## begin

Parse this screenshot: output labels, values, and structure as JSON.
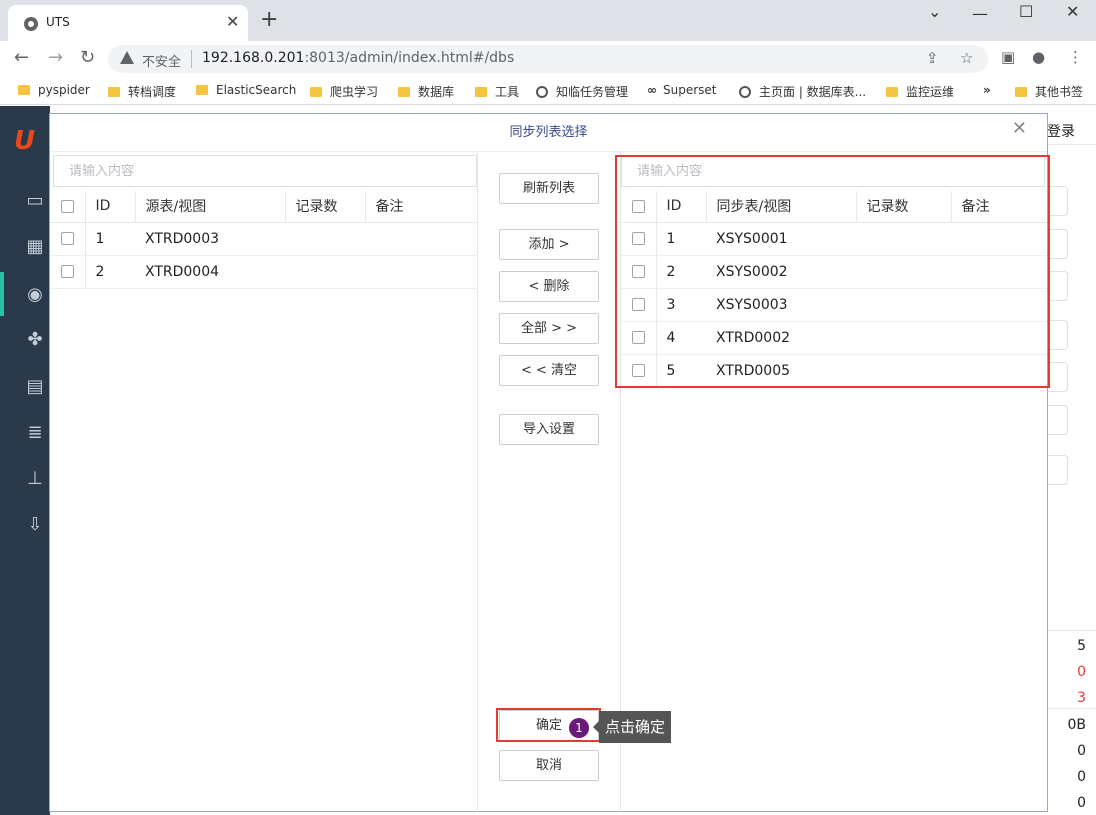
{
  "browser": {
    "tab_title": "UTS",
    "omnibox_label": "不安全",
    "url_host": "192.168.0.201",
    "url_rest": ":8013/admin/index.html#/dbs",
    "bookmarks": [
      {
        "label": "pyspider",
        "icon": "folder-icon"
      },
      {
        "label": "转档调度",
        "icon": "folder-icon"
      },
      {
        "label": "ElasticSearch",
        "icon": "folder-icon"
      },
      {
        "label": "爬虫学习",
        "icon": "folder-icon"
      },
      {
        "label": "数据库",
        "icon": "folder-icon"
      },
      {
        "label": "工具",
        "icon": "folder-icon"
      },
      {
        "label": "知临任务管理",
        "icon": "globe-icon"
      },
      {
        "label": "Superset",
        "icon": "link-icon"
      },
      {
        "label": "主页面 | 数据库表...",
        "icon": "globe-icon"
      },
      {
        "label": "监控运维",
        "icon": "folder-icon"
      },
      {
        "label": "其他书签",
        "icon": "folder-icon"
      }
    ]
  },
  "app": {
    "header_right": "登录",
    "bg_numbers": [
      "5",
      "0",
      "3",
      "0B",
      "0",
      "0",
      "0"
    ]
  },
  "dialog": {
    "title": "同步列表选择",
    "left": {
      "search_placeholder": "请输入内容",
      "columns": [
        "ID",
        "源表/视图",
        "记录数",
        "备注"
      ],
      "rows": [
        {
          "id": "1",
          "name": "XTRD0003",
          "count": "",
          "note": ""
        },
        {
          "id": "2",
          "name": "XTRD0004",
          "count": "",
          "note": ""
        }
      ]
    },
    "right": {
      "search_placeholder": "请输入内容",
      "columns": [
        "ID",
        "同步表/视图",
        "记录数",
        "备注"
      ],
      "rows": [
        {
          "id": "1",
          "name": "XSYS0001",
          "count": "",
          "note": ""
        },
        {
          "id": "2",
          "name": "XSYS0002",
          "count": "",
          "note": ""
        },
        {
          "id": "3",
          "name": "XSYS0003",
          "count": "",
          "note": ""
        },
        {
          "id": "4",
          "name": "XTRD0002",
          "count": "",
          "note": ""
        },
        {
          "id": "5",
          "name": "XTRD0005",
          "count": "",
          "note": ""
        }
      ]
    },
    "buttons": {
      "refresh": "刷新列表",
      "add": "添加 >",
      "remove": "< 删除",
      "add_all": "全部 > >",
      "clear": "< < 清空",
      "import_settings": "导入设置",
      "confirm": "确定",
      "cancel": "取消"
    }
  },
  "annotation": {
    "step_number": "1",
    "tooltip": "点击确定",
    "color": "#e53935"
  }
}
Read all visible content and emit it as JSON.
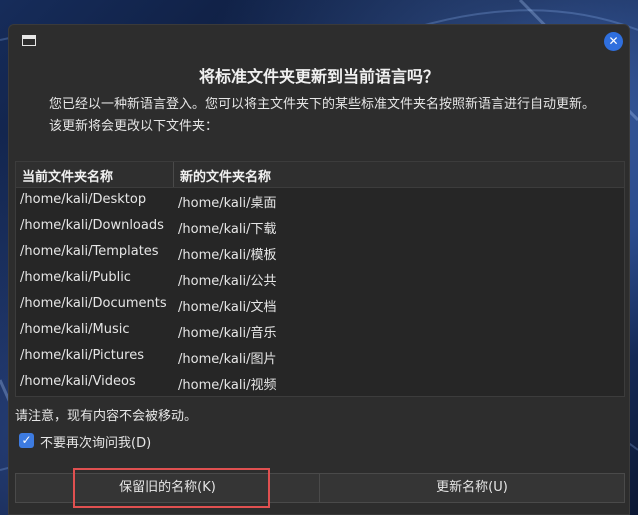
{
  "dialog": {
    "heading": "将标准文件夹更新到当前语言吗？",
    "description": "您已经以一种新语言登入。您可以将主文件夹下的某些标准文件夹名按照新语言进行自动更新。该更新将会更改以下文件夹："
  },
  "table": {
    "headers": [
      "当前文件夹名称",
      "新的文件夹名称"
    ],
    "rows": [
      {
        "current": "/home/kali/Desktop",
        "new": "/home/kali/桌面"
      },
      {
        "current": "/home/kali/Downloads",
        "new": "/home/kali/下载"
      },
      {
        "current": "/home/kali/Templates",
        "new": "/home/kali/模板"
      },
      {
        "current": "/home/kali/Public",
        "new": "/home/kali/公共"
      },
      {
        "current": "/home/kali/Documents",
        "new": "/home/kali/文档"
      },
      {
        "current": "/home/kali/Music",
        "new": "/home/kali/音乐"
      },
      {
        "current": "/home/kali/Pictures",
        "new": "/home/kali/图片"
      },
      {
        "current": "/home/kali/Videos",
        "new": "/home/kali/视频"
      }
    ]
  },
  "note": "请注意，现有内容不会被移动。",
  "checkbox": {
    "label": "不要再次询问我(D)",
    "checked": true,
    "glyph": "✓"
  },
  "buttons": {
    "keep": "保留旧的名称(K)",
    "update": "更新名称(U)"
  },
  "titlebar": {
    "close_glyph": "✕",
    "window_icon": "window-icon"
  },
  "colors": {
    "accent": "#2f6fde",
    "highlight": "#e05050",
    "background": "#2d2d2d"
  }
}
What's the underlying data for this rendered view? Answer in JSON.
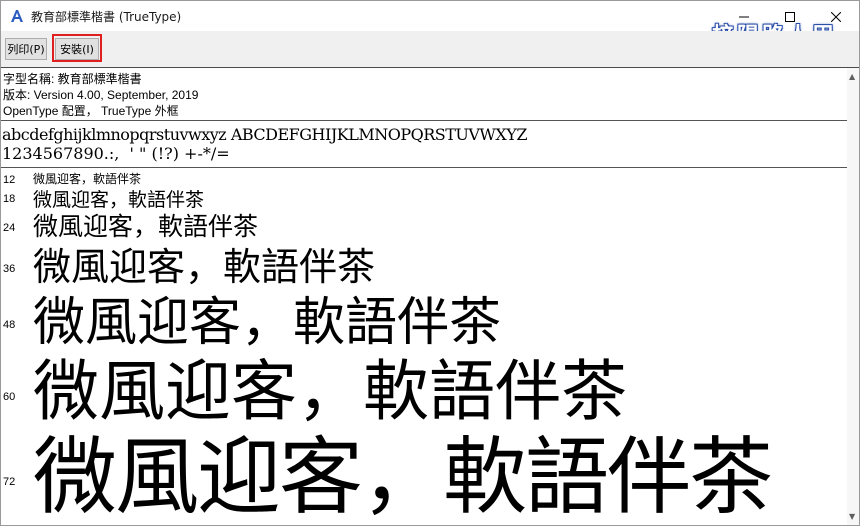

## end

→ **Goal**
Drop the pictures and reproduce the rest of the entries above exactly.

→ **Answer to the exercise**
Parse this screenshot: output labels, values, and structure as JSON.
{
  "browser": {
    "tab_title": "UTS",
    "omnibox_label": "不安全",
    "url_host": "192.168.0.201",
    "url_rest": ":8013/admin/index.html#/dbs",
    "bookmarks": [
      {
        "label": "pyspider",
        "icon": "folder-icon"
      },
      {
        "label": "转档调度",
        "icon": "folder-icon"
      },
      {
        "label": "ElasticSearch",
        "icon": "folder-icon"
      },
      {
        "label": "爬虫学习",
        "icon": "folder-icon"
      },
      {
        "label": "数据库",
        "icon": "folder-icon"
      },
      {
        "label": "工具",
        "icon": "folder-icon"
      },
      {
        "label": "知临任务管理",
        "icon": "globe-icon"
      },
      {
        "label": "Superset",
        "icon": "link-icon"
      },
      {
        "label": "主页面 | 数据库表...",
        "icon": "globe-icon"
      },
      {
        "label": "监控运维",
        "icon": "folder-icon"
      },
      {
        "label": "其他书签",
        "icon": "folder-icon"
      }
    ]
  },
  "app": {
    "header_right": "登录",
    "bg_numbers": [
      "5",
      "0",
      "3",
      "0B",
      "0",
      "0",
      "0"
    ]
  },
  "dialog": {
    "title": "同步列表选择",
    "left": {
      "search_placeholder": "请输入内容",
      "columns": [
        "ID",
        "源表/视图",
        "记录数",
        "备注"
      ],
      "rows": [
        {
          "id": "1",
          "name": "XTRD0003",
          "count": "",
          "note": ""
        },
        {
          "id": "2",
          "name": "XTRD0004",
          "count": "",
          "note": ""
        }
      ]
    },
    "right": {
      "search_placeholder": "请输入内容",
      "columns": [
        "ID",
        "同步表/视图",
        "记录数",
        "备注"
      ],
      "rows": [
        {
          "id": "1",
          "name": "XSYS0001",
          "count": "",
          "note": ""
        },
        {
          "id": "2",
          "name": "XSYS0002",
          "count": "",
          "note": ""
        },
        {
          "id": "3",
          "name": "XSYS0003",
          "count": "",
          "note": ""
        },
        {
          "id": "4",
          "name": "XTRD0002",
          "count": "",
          "note": ""
        },
        {
          "id": "5",
          "name": "XTRD0005",
          "count": "",
          "note": ""
        }
      ]
    },
    "buttons": {
      "refresh": "刷新列表",
      "add": "添加 >",
      "remove": "< 删除",
      "add_all": "全部 > >",
      "clear": "< < 清空",
      "import_settings": "导入设置",
      "confirm": "确定",
      "cancel": "取消"
    }
  },
  "annotation": {
    "step_number": "1",
    "tooltip": "点击确定",
    "color": "#e53935"
  }
}
Read all visible content and emit it as JSON.
{
  "dialog": {
    "heading": "将标准文件夹更新到当前语言吗？",
    "description": "您已经以一种新语言登入。您可以将主文件夹下的某些标准文件夹名按照新语言进行自动更新。该更新将会更改以下文件夹："
  },
  "table": {
    "headers": [
      "当前文件夹名称",
      "新的文件夹名称"
    ],
    "rows": [
      {
        "current": "/home/kali/Desktop",
        "new": "/home/kali/桌面"
      },
      {
        "current": "/home/kali/Downloads",
        "new": "/home/kali/下载"
      },
      {
        "current": "/home/kali/Templates",
        "new": "/home/kali/模板"
      },
      {
        "current": "/home/kali/Public",
        "new": "/home/kali/公共"
      },
      {
        "current": "/home/kali/Documents",
        "new": "/home/kali/文档"
      },
      {
        "current": "/home/kali/Music",
        "new": "/home/kali/音乐"
      },
      {
        "current": "/home/kali/Pictures",
        "new": "/home/kali/图片"
      },
      {
        "current": "/home/kali/Videos",
        "new": "/home/kali/视频"
      }
    ]
  },
  "note": "请注意，现有内容不会被移动。",
  "checkbox": {
    "label": "不要再次询问我(D)",
    "checked": true,
    "glyph": "✓"
  },
  "buttons": {
    "keep": "保留旧的名称(K)",
    "update": "更新名称(U)"
  },
  "titlebar": {
    "close_glyph": "✕",
    "window_icon": "window-icon"
  },
  "colors": {
    "accent": "#2f6fde",
    "highlight": "#e05050",
    "background": "#2d2d2d"
  }
}
What's the underlying data for this rendered view? Answer in JSON.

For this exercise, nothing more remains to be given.